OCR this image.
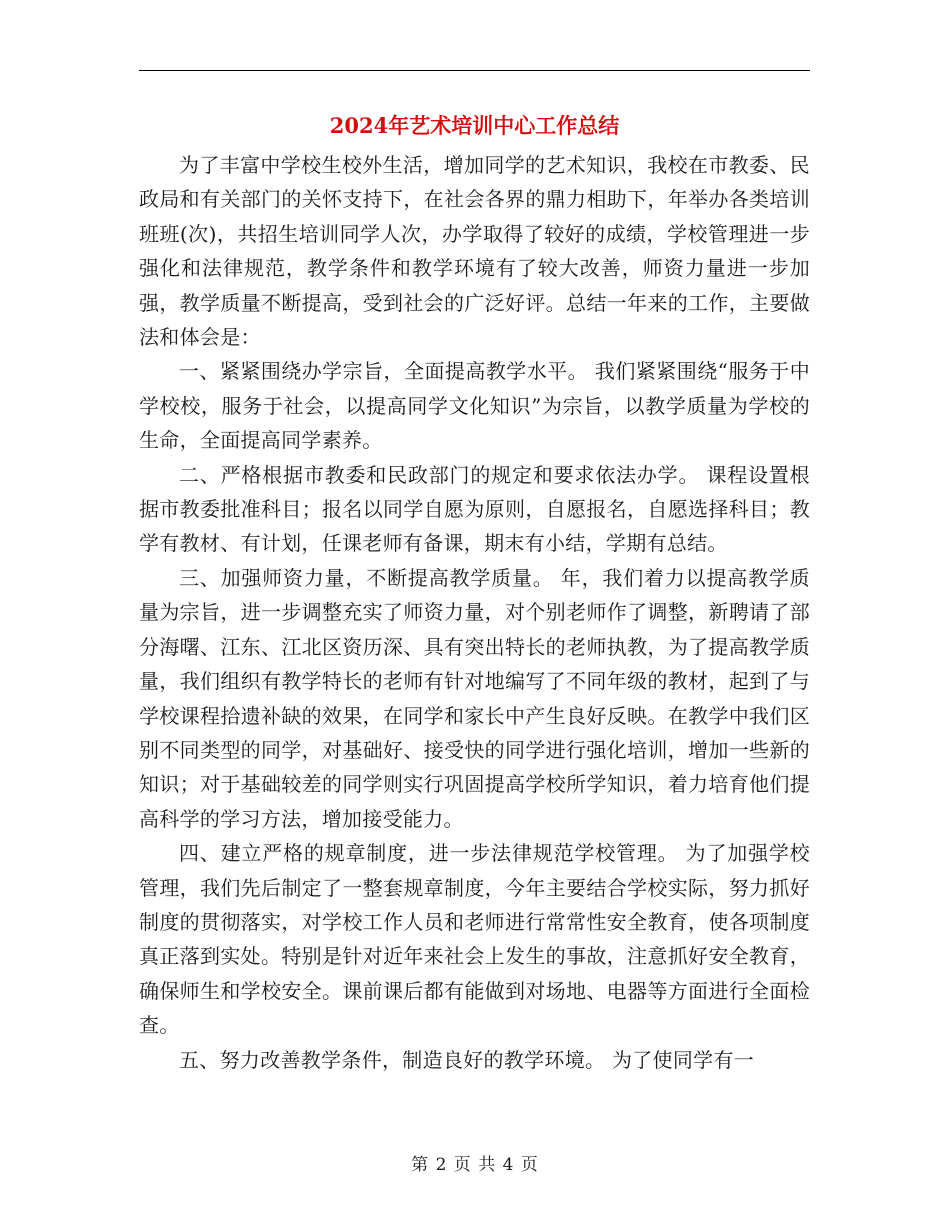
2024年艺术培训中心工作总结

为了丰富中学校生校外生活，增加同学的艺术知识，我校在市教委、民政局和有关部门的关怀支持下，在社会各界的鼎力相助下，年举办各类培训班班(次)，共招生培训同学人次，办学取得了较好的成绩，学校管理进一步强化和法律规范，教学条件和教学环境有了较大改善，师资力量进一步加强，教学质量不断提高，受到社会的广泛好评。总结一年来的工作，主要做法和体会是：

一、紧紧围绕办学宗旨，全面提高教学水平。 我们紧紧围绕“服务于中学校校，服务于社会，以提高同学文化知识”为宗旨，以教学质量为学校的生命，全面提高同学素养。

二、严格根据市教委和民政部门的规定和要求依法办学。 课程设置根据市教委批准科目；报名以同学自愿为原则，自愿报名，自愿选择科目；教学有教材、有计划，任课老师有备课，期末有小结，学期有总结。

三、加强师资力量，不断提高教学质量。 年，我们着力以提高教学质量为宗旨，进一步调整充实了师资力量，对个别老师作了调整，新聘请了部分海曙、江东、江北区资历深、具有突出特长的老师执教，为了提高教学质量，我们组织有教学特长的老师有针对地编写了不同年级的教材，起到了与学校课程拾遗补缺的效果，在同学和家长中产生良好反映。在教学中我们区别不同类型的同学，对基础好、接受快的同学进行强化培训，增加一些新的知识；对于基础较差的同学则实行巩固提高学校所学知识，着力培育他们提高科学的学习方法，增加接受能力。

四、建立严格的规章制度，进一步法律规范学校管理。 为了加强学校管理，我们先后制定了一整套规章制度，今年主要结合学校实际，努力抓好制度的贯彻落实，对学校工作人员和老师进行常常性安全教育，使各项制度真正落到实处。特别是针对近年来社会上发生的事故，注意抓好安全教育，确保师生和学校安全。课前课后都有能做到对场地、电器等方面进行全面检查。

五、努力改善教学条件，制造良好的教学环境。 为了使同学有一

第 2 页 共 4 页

■ ■ ■ ■ ■

• TASK DESCRIPTION: Reproduce the data verbatim. Do not carry any picture into the copy.

• RESULT FOR THIS EXERCISE:
OCR this image.
2024年艺术培训中心工作总结

为了丰富中学校生校外生活，增加同学的艺术知识，我校在市教委、民政局和有关部门的关怀支持下，在社会各界的鼎力相助下，年举办各类培训班班(次)，共招生培训同学人次，办学取得了较好的成绩，学校管理进一步强化和法律规范，教学条件和教学环境有了较大改善，师资力量进一步加强，教学质量不断提高，受到社会的广泛好评。总结一年来的工作，主要做法和体会是：

一、紧紧围绕办学宗旨，全面提高教学水平。 我们紧紧围绕“服务于中学校校，服务于社会，以提高同学文化知识”为宗旨，以教学质量为学校的生命，全面提高同学素养。

二、严格根据市教委和民政部门的规定和要求依法办学。 课程设置根据市教委批准科目；报名以同学自愿为原则，自愿报名，自愿选择科目；教学有教材、有计划，任课老师有备课，期末有小结，学期有总结。

三、加强师资力量，不断提高教学质量。 年，我们着力以提高教学质量为宗旨，进一步调整充实了师资力量，对个别老师作了调整，新聘请了部分海曙、江东、江北区资历深、具有突出特长的老师执教，为了提高教学质量，我们组织有教学特长的老师有针对地编写了不同年级的教材，起到了与学校课程拾遗补缺的效果，在同学和家长中产生良好反映。在教学中我们区别不同类型的同学，对基础好、接受快的同学进行强化培训，增加一些新的知识；对于基础较差的同学则实行巩固提高学校所学知识，着力培育他们提高科学的学习方法，增加接受能力。

四、建立严格的规章制度，进一步法律规范学校管理。 为了加强学校管理，我们先后制定了一整套规章制度，今年主要结合学校实际，努力抓好制度的贯彻落实，对学校工作人员和老师进行常常性安全教育，使各项制度真正落到实处。特别是针对近年来社会上发生的事故，注意抓好安全教育，确保师生和学校安全。课前课后都有能做到对场地、电器等方面进行全面检查。

五、努力改善教学条件，制造良好的教学环境。 为了使同学有一

第 2 页 共 4 页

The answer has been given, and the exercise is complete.